Instructions to follow =>
Copy out all lines of the records in which the word "structured" appears.

Input =>
········

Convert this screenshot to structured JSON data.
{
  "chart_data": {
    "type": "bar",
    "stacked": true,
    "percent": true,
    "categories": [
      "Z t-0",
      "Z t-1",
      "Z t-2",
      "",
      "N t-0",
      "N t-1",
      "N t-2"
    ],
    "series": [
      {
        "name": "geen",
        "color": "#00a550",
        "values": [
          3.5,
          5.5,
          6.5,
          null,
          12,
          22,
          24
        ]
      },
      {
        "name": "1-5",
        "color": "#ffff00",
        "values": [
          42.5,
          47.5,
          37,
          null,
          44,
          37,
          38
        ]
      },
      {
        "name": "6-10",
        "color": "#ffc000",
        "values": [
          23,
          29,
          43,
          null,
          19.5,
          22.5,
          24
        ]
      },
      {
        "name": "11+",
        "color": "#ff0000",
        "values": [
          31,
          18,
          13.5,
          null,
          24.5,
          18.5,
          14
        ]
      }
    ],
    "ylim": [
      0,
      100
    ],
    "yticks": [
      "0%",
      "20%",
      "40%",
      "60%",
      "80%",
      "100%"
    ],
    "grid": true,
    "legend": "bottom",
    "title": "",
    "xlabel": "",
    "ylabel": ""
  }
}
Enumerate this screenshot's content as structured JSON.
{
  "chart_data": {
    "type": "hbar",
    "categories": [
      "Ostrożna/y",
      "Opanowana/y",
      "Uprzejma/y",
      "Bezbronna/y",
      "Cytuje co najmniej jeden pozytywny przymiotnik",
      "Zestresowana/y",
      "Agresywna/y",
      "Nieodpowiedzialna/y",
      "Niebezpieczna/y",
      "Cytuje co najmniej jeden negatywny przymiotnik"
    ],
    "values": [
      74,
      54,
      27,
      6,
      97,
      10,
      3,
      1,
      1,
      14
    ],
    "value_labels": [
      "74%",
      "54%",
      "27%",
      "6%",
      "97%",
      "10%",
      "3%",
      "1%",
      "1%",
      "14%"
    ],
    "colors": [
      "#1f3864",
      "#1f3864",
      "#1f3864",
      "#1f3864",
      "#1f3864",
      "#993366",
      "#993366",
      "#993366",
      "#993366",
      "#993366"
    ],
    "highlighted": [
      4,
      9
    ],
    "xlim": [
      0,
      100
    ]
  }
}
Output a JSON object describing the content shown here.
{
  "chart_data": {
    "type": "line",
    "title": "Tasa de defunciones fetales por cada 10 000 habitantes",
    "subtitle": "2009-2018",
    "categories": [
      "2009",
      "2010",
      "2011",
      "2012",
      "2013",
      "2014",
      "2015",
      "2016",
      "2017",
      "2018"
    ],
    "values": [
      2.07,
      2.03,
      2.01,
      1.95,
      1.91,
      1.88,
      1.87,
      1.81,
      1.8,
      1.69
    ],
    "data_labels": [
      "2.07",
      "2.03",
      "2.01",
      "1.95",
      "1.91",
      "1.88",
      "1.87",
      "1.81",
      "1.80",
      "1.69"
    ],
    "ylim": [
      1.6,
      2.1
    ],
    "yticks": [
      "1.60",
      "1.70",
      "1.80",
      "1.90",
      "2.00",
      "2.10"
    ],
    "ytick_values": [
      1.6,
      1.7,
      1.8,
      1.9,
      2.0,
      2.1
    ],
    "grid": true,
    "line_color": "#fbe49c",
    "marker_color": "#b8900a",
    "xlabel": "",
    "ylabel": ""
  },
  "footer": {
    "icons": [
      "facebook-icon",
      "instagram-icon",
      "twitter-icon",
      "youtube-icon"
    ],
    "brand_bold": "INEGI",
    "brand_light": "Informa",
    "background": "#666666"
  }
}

········

Result =>
Convert this screenshot to structured JSON data.
Enumerate this screenshot's content as structured JSON.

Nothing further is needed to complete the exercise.